◆ Task instructions: Rewrite everything from the start of the items down to and including the line containing "The LCD frame 125 is at (691, 758)." as a two-column CSV with the columns item_text and answer. Give one row per item, with each value in a single quoted field and every line break replaced by a space.

(Extracted records)

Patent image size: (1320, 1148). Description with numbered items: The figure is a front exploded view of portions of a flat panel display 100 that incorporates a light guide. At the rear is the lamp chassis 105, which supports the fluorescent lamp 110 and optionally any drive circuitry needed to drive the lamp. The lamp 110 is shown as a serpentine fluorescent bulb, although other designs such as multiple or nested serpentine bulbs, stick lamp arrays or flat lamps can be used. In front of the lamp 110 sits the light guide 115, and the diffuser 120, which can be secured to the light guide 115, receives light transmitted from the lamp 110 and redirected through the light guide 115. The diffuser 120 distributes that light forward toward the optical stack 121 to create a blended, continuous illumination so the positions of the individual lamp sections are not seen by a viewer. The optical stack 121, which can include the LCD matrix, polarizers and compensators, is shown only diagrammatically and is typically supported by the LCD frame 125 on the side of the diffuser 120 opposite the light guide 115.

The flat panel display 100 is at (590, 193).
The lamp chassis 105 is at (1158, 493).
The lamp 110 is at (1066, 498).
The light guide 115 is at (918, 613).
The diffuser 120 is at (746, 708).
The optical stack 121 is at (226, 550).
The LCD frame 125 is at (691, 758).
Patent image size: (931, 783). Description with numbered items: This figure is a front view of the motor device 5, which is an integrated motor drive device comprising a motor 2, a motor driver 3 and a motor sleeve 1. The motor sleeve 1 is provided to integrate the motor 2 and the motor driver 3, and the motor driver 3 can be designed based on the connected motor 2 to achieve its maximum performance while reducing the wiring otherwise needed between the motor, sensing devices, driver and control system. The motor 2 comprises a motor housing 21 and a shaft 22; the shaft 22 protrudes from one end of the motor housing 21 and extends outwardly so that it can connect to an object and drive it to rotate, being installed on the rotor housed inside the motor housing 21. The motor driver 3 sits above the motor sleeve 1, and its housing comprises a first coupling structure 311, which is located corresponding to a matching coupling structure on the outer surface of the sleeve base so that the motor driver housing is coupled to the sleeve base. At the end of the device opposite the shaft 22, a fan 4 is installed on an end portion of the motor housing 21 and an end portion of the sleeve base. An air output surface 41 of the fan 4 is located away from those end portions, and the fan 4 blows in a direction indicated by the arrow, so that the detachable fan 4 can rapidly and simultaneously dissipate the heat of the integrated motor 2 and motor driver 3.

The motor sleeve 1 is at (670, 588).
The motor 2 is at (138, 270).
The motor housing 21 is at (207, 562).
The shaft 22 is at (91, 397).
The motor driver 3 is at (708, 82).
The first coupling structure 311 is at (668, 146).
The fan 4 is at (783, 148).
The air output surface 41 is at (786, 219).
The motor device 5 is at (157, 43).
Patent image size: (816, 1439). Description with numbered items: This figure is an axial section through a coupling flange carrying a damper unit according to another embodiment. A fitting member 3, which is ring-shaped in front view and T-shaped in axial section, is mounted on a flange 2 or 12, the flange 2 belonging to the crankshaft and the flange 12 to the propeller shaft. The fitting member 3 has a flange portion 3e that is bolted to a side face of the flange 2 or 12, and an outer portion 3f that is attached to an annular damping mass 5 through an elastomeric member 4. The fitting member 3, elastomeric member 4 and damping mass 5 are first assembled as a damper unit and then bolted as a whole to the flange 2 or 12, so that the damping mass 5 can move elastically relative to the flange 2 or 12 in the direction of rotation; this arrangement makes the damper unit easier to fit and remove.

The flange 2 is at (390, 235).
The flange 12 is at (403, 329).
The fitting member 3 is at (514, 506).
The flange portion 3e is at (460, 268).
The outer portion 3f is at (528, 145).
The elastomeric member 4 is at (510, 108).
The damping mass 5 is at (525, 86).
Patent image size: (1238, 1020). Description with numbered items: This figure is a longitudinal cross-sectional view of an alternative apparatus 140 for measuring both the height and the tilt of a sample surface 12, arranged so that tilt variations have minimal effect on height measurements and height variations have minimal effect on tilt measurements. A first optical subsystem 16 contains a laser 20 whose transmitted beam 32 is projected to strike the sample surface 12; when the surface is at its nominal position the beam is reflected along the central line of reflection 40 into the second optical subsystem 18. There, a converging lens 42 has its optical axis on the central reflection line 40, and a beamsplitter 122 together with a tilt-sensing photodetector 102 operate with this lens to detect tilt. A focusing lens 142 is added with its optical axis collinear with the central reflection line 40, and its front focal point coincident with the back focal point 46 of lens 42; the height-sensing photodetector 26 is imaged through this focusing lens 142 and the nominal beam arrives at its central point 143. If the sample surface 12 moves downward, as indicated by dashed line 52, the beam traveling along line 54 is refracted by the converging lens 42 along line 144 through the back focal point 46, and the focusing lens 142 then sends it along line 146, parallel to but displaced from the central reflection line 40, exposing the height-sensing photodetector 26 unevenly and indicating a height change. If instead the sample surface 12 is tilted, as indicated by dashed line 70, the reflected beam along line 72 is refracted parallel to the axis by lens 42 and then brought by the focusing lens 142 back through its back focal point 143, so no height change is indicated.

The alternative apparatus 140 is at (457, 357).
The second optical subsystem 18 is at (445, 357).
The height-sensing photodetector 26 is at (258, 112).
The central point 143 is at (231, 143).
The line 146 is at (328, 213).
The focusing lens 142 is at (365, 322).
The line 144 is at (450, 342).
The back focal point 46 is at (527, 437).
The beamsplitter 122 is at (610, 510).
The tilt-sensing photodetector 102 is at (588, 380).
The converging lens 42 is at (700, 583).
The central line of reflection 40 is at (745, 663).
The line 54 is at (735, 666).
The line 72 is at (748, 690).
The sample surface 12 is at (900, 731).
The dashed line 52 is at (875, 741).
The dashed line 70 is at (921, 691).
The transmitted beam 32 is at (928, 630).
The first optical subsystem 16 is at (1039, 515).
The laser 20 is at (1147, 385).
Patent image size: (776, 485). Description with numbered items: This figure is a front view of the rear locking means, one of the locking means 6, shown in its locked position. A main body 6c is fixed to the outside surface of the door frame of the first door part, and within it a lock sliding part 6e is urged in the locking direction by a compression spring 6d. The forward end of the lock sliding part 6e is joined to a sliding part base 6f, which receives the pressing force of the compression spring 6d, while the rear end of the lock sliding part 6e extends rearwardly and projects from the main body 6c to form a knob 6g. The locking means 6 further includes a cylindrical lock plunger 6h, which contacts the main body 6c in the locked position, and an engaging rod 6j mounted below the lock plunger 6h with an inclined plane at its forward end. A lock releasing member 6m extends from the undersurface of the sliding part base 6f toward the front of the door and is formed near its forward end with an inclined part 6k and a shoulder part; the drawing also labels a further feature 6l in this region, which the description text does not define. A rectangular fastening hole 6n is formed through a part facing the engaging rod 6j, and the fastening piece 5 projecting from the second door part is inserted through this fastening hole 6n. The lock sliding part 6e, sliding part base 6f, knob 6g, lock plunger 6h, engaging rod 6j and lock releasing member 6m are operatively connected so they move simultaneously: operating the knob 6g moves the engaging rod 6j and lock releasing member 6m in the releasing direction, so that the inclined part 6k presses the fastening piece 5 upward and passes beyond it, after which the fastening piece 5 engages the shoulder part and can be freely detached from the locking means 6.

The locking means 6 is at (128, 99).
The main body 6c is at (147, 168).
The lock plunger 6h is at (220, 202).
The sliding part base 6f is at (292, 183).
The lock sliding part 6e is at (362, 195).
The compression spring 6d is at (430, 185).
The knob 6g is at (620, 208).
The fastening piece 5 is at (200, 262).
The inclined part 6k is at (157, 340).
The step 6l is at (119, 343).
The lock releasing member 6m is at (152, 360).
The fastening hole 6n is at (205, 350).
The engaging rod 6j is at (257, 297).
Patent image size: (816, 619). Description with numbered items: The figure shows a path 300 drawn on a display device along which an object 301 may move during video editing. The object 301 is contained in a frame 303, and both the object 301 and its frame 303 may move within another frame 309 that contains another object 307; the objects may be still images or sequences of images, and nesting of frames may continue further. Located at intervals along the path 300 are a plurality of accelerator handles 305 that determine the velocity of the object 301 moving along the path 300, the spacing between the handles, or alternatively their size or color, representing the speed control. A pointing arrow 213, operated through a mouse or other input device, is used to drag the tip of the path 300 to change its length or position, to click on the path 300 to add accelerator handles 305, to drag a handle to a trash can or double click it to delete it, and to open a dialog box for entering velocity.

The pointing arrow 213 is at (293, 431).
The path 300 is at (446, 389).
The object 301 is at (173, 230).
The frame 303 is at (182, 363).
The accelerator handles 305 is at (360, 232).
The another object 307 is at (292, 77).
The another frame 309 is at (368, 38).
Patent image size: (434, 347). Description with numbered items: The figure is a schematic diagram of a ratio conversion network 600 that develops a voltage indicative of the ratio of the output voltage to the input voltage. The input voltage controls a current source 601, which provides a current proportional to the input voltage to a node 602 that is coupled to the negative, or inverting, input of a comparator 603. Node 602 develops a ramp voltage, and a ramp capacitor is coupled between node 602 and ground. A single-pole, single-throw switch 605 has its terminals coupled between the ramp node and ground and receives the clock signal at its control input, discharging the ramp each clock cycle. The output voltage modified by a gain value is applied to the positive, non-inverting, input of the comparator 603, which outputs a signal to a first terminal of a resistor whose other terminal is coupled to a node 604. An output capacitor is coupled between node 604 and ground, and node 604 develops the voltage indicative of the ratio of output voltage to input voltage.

◆ Task response:
item_text,answer
"Patent image size: (1320, 1148). Description with numbered items: The figure is a front exploded view of portions of a flat panel display 100 that incorporates a light guide. At the rear is the lamp chassis 105, which supports the fluorescent lamp 110 and optionally any drive circuitry needed to drive the lamp. The lamp 110 is shown as a serpentine fluorescent bulb, although other designs such as multiple or nested serpentine bulbs, stick lamp arrays or flat lamps can be used. In front of the lamp 110 sits the light guide 115, and the diffuser 120, which can be secured to the light guide 115, receives light transmitted from the lamp 110 and redirected through the light guide 115. The diffuser 120 distributes that light forward toward the optical stack 121 to create a blended, continuous illumination so the positions of the individual lamp sections are not seen by a viewer. The optical stack 121, which can include the LCD matrix, polarizers and compensators, is shown only diagrammatically and is typically supported by the LCD frame 125 on the side of the diffuser 120 opposite the light guide 115.","The flat panel display 100 is at (590, 193). The lamp chassis 105 is at (1158, 493). The lamp 110 is at (1066, 498). The light guide 115 is at (918, 613). The diffuser 120 is at (746, 708). The optical stack 121 is at (226, 550). The LCD frame 125 is at (691, 758)."